Reproduce all the material exactly, minus any pictures it holds.

## Dataset items:
--- BEGIN ---

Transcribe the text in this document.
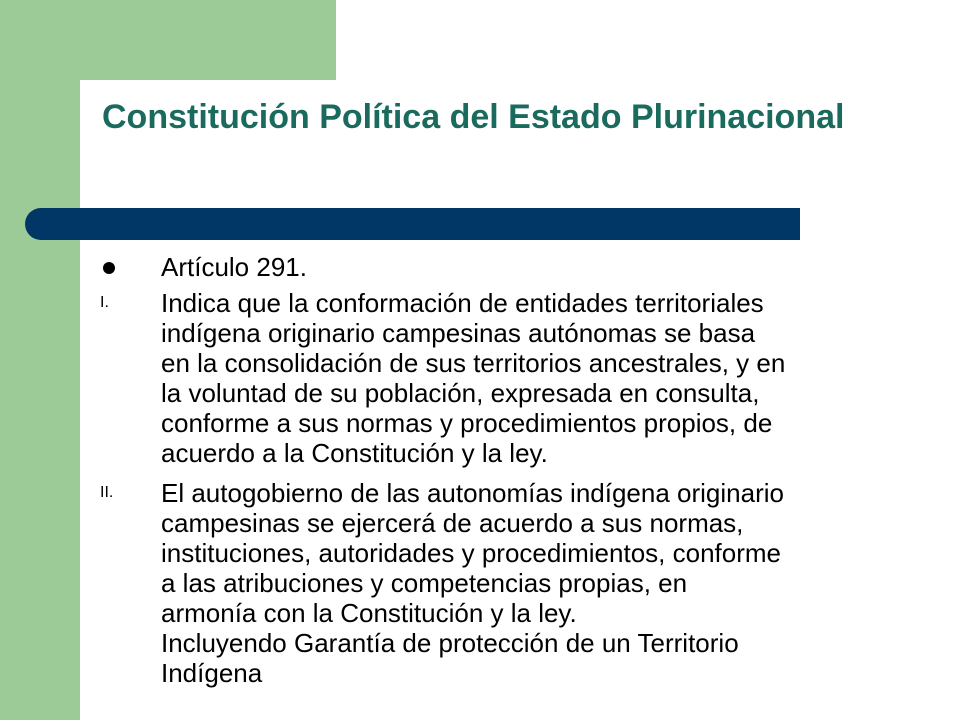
Constitución Política del Estado Plurinacional
Artículo 291.
I. Indica que la conformación de entidades territoriales
indígena originario campesinas autónomas se basa
en la consolidación de sus territorios ancestrales, y en
la voluntad de su población, expresada en consulta,
conforme a sus normas y procedimientos propios, de
acuerdo a la Constitución y la ley.
II. El autogobierno de las autonomías indígena originario
campesinas se ejercerá de acuerdo a sus normas,
instituciones, autoridades y procedimientos, conforme
a las atribuciones y competencias propias, en
armonía con la Constitución y la ley.
Incluyendo Garantía de protección de un Territorio
Indígena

--- END ---

## Written response:
Transcribe the text in this document.
Constitución Política del Estado Plurinacional
Artículo 291.
I. Indica que la conformación de entidades territoriales
indígena originario campesinas autónomas se basa
en la consolidación de sus territorios ancestrales, y en
la voluntad de su población, expresada en consulta,
conforme a sus normas y procedimientos propios, de
acuerdo a la Constitución y la ley.
II. El autogobierno de las autonomías indígena originario
campesinas se ejercerá de acuerdo a sus normas,
instituciones, autoridades y procedimientos, conforme
a las atribuciones y competencias propias, en
armonía con la Constitución y la ley.
Incluyendo Garantía de protección de un Territorio
Indígena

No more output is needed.